Dataset records:
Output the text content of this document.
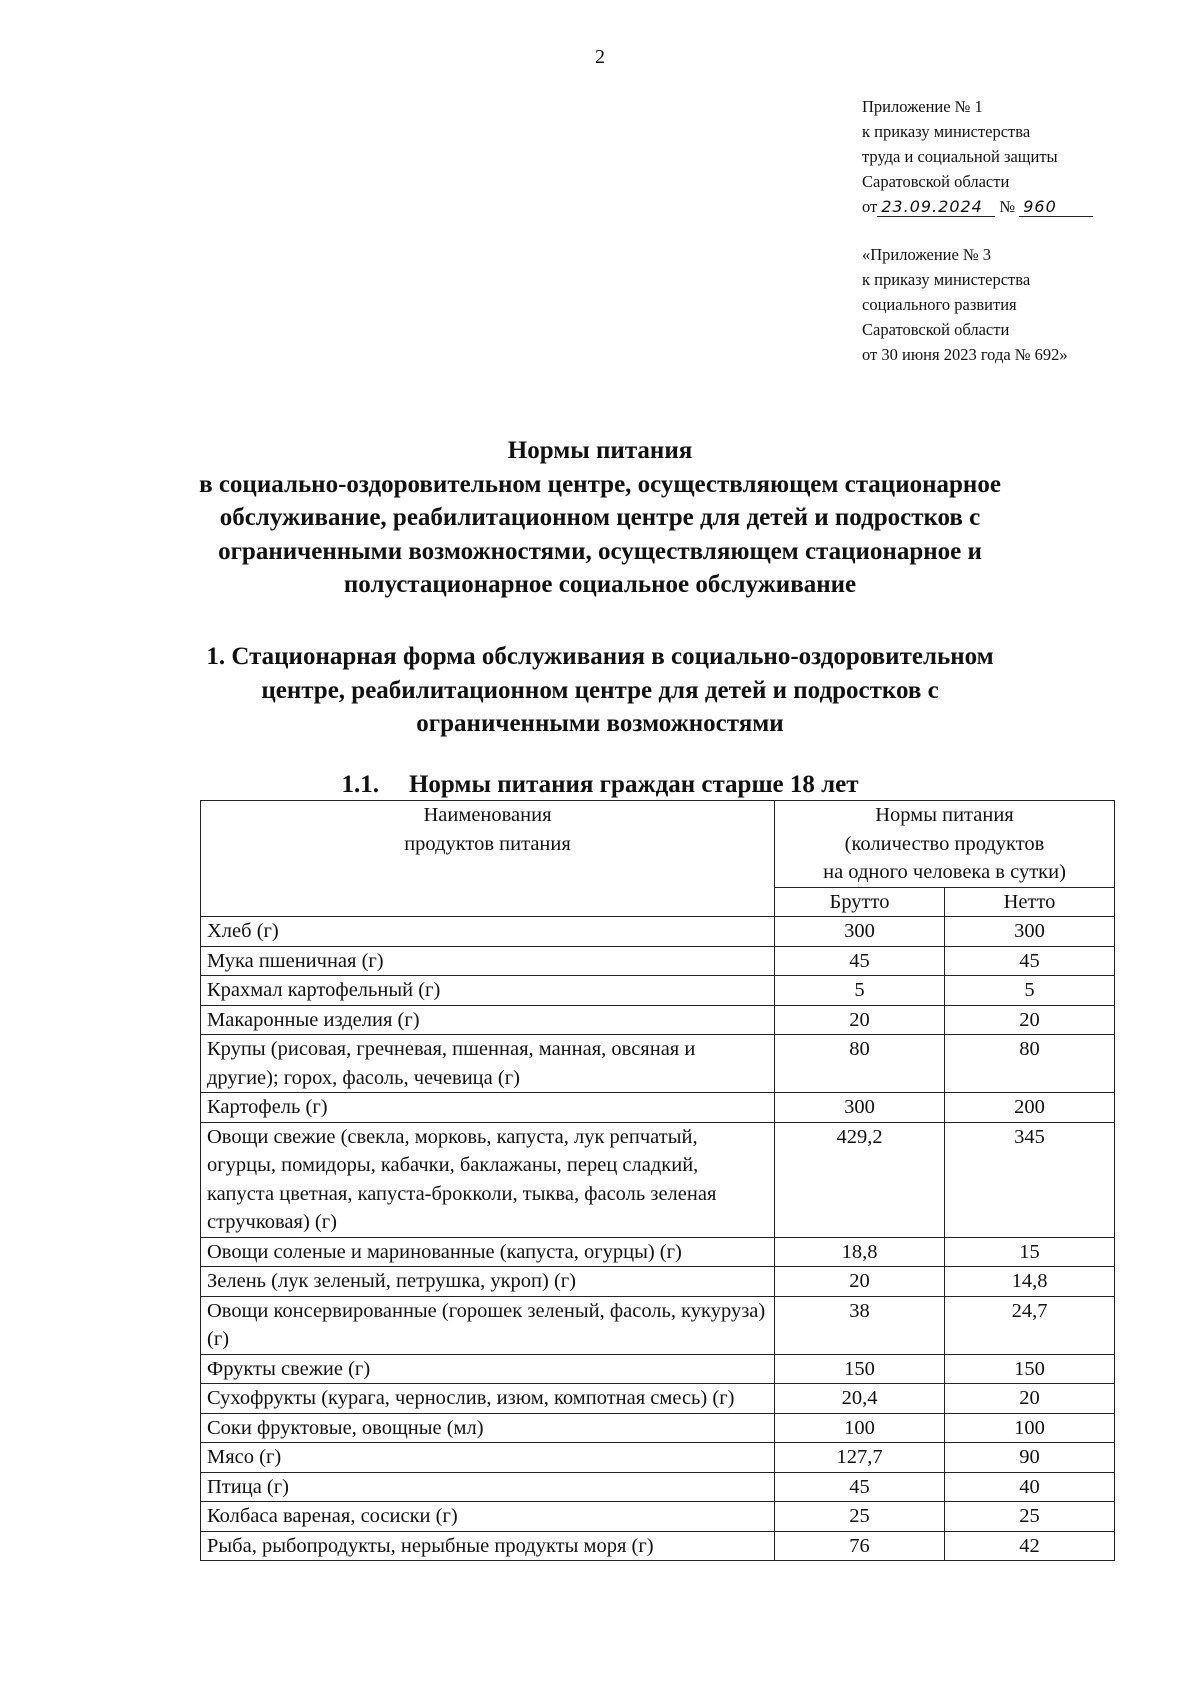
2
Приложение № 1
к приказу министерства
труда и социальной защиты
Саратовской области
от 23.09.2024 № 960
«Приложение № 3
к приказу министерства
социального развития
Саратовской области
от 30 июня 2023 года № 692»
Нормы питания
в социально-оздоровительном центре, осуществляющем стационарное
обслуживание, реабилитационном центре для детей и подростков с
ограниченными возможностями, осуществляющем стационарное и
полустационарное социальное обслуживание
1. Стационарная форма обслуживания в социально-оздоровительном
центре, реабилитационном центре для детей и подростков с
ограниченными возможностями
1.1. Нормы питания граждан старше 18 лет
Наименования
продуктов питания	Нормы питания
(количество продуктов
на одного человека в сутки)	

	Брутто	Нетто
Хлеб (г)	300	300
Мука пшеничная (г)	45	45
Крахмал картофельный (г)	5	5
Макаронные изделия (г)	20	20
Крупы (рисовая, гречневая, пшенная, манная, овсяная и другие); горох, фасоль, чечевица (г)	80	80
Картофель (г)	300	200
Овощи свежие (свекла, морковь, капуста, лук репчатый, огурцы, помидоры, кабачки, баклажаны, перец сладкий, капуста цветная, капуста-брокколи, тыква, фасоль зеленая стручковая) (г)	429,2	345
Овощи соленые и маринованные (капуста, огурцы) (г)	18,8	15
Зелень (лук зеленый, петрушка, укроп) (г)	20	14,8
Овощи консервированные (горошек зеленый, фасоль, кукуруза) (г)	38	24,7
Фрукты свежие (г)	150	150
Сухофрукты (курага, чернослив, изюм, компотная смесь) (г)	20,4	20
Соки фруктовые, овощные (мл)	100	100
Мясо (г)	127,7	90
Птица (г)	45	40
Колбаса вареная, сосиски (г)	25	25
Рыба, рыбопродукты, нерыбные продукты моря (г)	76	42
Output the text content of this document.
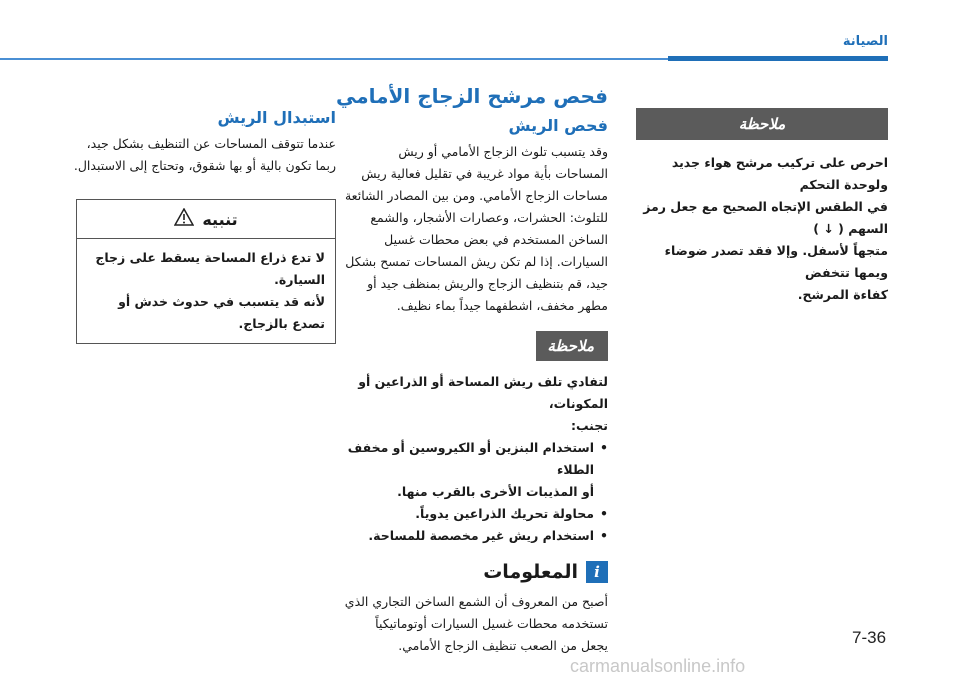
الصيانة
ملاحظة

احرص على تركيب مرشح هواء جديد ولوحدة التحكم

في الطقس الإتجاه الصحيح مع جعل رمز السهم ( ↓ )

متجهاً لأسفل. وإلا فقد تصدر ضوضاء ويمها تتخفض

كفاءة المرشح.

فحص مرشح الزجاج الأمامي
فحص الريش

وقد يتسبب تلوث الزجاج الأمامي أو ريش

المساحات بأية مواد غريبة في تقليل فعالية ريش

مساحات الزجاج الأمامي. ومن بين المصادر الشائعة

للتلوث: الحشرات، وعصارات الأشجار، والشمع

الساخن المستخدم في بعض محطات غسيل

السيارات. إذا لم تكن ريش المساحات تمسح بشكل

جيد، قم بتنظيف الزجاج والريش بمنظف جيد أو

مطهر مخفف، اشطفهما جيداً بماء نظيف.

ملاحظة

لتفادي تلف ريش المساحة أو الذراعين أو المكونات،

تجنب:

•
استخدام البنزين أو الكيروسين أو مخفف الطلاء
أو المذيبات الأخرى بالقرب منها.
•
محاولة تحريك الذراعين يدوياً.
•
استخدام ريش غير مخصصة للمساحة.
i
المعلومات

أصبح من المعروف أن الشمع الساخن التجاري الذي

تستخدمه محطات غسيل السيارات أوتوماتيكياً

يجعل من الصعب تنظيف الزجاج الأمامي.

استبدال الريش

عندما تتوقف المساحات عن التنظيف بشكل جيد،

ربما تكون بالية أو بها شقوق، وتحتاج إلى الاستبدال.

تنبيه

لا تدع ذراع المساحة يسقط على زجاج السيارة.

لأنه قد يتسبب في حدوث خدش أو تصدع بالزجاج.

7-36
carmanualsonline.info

_WORK REQUIRED_
Find the lines above that include the string "غسيل" and copy them.

_EXERCISE OUTPUT_
الساخن المستخدم في بعض محطات غسيل
تستخدمه محطات غسيل السيارات أوتوماتيكياً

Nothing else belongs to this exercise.